***** Quoted text *****

Mbappé, Modrić, and the weight of a final list: How three nations readied themselves for the 2026 World Cup
Three nations named their final World Cup rosters within 30 hours of each other this week. The choices they made — and the names they left out — reveal something deeper than squad depth: they expose the different pressures acting on footballing nations as the tournament approaches.
France named the 26 players who will carry the Tricolore to the 2026 World Cup on 2 June. Ghana followed 30 hours earlier, on 1 June, finalising a squad assembled around a new generation of European-based players. Croatia, that same day, confirmed a roster balancing continuity with the infrastructure of a nation that has punched above its demographic weight for two decades.
The announcements arrived in quick succession, each one carrying the accumulated pressure of selection — the injuries that closed doors, the club seasons that made cases and unmade them, the internal debates that never reach public view. What emerged from all three final lists is a study in contrast: three footballing cultures, three sets of obligations, three distinct readings of what it takes to compete at the highest level.
The French calculus: Mbappé and the burden of a generation
France arrives at this World Cup in a familiar position — among the favourites. The squad named on 2 June reflects that status: a roster deep enough to absorb the loss of players who would start for most other nations in the tournament. The French Football Federation's selection committee faced relatively few genuine dilemmas. The more interesting question is one of balance — how Didier Deschamps has assembled a squad that maintains the attacking dynamism anchored by Kylian Mbappé while preserving the structural solidity that won the 2018 edition and reached the final in 2022.

***** Supplied entries *****

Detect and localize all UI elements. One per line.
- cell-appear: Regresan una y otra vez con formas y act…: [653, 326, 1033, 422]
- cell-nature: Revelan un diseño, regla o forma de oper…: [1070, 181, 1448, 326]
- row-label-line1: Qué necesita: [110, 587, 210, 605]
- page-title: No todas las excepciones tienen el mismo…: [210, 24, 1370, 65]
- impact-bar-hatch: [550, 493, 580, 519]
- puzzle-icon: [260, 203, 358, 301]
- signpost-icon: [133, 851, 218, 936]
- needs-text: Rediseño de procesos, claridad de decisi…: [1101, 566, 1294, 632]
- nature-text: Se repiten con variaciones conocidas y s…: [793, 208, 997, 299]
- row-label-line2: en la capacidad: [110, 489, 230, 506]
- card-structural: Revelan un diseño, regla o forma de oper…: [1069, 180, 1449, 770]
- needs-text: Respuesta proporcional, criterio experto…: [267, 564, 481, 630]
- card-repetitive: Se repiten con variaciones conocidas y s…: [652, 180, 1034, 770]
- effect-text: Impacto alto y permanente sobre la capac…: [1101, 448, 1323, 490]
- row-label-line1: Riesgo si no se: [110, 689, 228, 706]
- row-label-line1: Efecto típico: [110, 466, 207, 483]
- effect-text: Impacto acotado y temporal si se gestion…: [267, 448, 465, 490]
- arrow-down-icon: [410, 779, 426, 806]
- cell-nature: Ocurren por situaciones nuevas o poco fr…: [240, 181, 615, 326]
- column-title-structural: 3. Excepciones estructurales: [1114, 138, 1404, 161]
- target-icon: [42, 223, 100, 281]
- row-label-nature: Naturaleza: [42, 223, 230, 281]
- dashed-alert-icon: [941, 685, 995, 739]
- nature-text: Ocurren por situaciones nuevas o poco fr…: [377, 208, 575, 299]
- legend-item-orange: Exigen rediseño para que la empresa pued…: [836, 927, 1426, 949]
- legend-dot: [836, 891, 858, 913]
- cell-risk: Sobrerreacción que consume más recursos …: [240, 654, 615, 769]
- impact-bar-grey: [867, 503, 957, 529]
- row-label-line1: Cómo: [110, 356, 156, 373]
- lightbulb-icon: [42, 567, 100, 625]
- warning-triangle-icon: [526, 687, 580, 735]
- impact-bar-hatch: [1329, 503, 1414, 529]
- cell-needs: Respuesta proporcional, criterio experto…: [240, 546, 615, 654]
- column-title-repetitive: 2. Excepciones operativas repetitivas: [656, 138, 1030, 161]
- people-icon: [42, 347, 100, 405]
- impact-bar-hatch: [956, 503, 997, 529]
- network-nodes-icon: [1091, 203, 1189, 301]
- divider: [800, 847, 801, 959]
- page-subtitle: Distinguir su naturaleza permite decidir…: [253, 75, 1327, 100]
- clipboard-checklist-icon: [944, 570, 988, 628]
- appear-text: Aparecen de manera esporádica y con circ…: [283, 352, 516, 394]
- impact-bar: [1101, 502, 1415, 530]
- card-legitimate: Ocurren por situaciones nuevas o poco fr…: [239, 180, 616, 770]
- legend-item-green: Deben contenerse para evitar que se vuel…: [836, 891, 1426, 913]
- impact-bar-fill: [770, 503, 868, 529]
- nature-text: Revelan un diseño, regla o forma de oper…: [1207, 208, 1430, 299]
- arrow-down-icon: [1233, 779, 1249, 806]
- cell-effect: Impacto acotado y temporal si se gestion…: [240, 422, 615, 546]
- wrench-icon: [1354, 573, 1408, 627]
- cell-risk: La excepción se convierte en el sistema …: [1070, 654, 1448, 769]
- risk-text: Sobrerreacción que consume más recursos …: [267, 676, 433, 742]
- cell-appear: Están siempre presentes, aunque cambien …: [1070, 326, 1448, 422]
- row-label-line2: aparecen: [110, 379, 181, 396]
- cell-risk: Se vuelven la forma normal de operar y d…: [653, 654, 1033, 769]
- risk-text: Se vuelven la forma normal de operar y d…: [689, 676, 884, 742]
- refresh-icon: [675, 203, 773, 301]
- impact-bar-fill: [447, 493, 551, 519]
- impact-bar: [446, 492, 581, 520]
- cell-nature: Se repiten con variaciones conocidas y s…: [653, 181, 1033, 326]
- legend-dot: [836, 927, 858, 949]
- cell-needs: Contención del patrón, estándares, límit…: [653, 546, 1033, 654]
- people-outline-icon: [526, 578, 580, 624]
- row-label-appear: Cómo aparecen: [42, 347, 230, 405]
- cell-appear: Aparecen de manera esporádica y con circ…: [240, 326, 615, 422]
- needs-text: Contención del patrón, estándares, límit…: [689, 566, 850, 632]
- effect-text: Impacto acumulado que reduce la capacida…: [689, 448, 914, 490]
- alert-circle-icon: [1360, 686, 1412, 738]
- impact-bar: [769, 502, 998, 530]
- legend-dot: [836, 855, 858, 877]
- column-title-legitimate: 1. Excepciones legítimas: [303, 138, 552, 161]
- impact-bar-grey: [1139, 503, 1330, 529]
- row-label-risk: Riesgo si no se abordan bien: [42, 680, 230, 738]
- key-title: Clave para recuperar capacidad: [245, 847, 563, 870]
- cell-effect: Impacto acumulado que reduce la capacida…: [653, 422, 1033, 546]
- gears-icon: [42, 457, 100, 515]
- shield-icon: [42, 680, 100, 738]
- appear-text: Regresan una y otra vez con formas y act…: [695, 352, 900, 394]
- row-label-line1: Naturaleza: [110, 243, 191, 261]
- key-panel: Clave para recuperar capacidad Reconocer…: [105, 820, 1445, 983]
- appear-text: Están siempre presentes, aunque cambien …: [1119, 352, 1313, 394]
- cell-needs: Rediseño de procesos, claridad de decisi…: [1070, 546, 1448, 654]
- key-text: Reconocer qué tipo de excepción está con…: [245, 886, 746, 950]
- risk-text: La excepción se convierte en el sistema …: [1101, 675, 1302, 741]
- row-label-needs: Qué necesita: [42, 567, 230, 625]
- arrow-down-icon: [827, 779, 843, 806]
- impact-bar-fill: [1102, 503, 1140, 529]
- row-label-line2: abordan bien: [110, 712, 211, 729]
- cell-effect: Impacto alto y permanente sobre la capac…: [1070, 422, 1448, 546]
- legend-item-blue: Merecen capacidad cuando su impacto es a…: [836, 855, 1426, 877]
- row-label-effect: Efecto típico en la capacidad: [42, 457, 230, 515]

*****

Transcribe the passage of the World Cup roster article starting at "Mbappé, Modrić, and" and ending at "the tournament approaches.".

Mbappé, Modrić, and the weight of a final list: How three nations readied themselves for the 2026 World Cup
Three nations named their final World Cup rosters within 30 hours of each other this week. The choices they made — and the names they left out — reveal something deeper than squad depth: they expose the different pressures acting on footballing nations as the tournament approaches.